◆ Study text
Tuesday, November 02, 2010

Doubt...

I was wondering, I am doing the right things by the kids. While I am in limbo, part-time working and staying at home, I wonder. I like my job, I do NOT like getting up at 3:30am. I miss my husband. I feel the gaps getting wider and wider. Then, we have a few stolen minutes to catch up on schedules and "Oh yeah, did I mention...?" I daydream of being able to wake up and make breakfast that's not previously frozen or requires milk in a bowl. (unless they want it) I love the thought of kissing my husband good-bye on his way out the door. Is it totally June Cleaver, sure but I think it's the connection mostly. In reality I am sure it wouldn't happen all the time or be the norm but, I would like the opportunity. I am pleasantly content with our situation it can always be worse. I know our goals and we're working toward them. I think I may even be more patient than Paul on this. I also wonder what our days would be like without running to extra-curricular activities...I get glimpses of it on days where we have a day off from them or kids are sick. I realize what could be, what I think I might like. I also remind myself that I wouldn't get out as much and I would probably eventually be sad and miss my friends sooner rather than later. I does help that we have kids that get along and have activities together.

◆ What you need to do
**A.** In the blog post on doubt about family life, at what time does the writer dislike having to get up?
**B.** Carry the blog post on doubt about working part-time and staying home forward from its final sentence.

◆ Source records
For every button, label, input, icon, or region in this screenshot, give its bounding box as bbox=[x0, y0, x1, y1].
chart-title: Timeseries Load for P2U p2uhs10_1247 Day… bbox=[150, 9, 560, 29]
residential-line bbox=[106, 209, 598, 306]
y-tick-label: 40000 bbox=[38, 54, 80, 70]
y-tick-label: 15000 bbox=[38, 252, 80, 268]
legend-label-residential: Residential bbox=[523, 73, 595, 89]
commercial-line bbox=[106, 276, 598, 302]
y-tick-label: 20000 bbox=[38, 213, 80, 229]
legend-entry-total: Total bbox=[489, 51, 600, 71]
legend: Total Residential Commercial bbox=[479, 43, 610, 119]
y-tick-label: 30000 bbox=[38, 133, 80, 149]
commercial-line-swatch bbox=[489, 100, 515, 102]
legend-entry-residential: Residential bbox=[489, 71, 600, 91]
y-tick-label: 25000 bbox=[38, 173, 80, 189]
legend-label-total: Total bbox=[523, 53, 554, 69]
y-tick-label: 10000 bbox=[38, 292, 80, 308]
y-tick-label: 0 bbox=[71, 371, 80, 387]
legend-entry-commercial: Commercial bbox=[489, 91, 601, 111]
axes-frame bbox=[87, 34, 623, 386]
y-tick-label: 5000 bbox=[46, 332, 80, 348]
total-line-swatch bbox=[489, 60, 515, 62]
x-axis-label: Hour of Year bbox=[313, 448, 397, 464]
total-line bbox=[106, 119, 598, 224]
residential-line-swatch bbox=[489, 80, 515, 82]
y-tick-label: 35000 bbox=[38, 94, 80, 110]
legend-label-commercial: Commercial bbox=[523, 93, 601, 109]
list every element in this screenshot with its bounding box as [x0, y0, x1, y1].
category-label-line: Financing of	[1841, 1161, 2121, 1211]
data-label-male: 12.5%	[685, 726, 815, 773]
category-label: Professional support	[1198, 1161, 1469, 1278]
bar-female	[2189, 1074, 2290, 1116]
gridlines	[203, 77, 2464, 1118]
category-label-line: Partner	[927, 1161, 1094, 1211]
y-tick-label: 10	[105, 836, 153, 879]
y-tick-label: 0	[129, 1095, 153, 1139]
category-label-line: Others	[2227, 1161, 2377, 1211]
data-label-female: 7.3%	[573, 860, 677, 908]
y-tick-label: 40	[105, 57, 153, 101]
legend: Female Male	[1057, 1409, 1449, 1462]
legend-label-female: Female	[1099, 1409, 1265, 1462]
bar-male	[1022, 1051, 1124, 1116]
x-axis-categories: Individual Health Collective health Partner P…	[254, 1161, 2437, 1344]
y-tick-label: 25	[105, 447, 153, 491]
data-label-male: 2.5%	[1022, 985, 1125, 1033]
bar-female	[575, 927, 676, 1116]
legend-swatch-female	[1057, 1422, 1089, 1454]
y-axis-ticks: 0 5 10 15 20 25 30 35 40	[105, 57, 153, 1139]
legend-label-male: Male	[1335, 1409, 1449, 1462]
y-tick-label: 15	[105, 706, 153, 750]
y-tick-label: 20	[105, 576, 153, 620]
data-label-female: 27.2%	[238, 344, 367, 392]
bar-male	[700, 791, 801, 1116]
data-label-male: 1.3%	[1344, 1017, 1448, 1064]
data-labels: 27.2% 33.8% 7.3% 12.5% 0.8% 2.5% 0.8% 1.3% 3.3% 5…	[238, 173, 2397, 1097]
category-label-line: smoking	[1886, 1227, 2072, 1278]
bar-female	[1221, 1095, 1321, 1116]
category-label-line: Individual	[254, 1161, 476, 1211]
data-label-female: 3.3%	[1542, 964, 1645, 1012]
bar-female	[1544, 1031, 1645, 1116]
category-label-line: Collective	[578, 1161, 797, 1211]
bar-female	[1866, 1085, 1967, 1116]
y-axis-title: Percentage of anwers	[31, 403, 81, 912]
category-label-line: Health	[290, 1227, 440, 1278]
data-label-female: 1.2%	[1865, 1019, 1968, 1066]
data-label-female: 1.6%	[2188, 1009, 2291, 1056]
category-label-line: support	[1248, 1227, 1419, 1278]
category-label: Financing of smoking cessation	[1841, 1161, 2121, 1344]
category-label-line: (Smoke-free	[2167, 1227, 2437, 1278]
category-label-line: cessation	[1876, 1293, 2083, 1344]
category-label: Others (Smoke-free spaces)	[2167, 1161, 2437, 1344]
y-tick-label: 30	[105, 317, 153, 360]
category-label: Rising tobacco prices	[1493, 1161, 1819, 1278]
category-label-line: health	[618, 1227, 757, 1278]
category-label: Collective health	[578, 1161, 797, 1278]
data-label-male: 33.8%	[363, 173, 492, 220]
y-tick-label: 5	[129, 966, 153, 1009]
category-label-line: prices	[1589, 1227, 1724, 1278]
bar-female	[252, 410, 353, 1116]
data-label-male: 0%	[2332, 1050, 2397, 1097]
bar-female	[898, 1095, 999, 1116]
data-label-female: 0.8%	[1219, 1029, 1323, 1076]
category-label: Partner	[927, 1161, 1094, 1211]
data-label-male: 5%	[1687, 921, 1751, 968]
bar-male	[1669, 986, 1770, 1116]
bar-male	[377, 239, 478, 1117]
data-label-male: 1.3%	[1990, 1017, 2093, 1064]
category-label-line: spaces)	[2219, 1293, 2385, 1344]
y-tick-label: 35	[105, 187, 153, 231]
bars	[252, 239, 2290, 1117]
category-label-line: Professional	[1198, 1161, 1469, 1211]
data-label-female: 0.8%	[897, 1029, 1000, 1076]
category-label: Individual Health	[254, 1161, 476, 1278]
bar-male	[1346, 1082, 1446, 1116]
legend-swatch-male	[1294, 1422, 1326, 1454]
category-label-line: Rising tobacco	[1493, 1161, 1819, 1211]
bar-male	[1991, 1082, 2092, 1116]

◆ Answers to the tasks
**A.** 3:30 a.m.

**B.**
I am insecure. I would hope that they would not forget about me or just not call to invite me out. I have that fear, not being liked. (I am being my own shrink now too) I feel inadequate. I want to be active and go out and belong and play with my kids. I also want to lay on the couch watching nothing particular on TV and take a nap. (showering optional) I guess right now I am somewhere in between. Small victories?

1 comment:

Kathy said...

I won't forget you. Read my blog. I feel much the same way sometimes.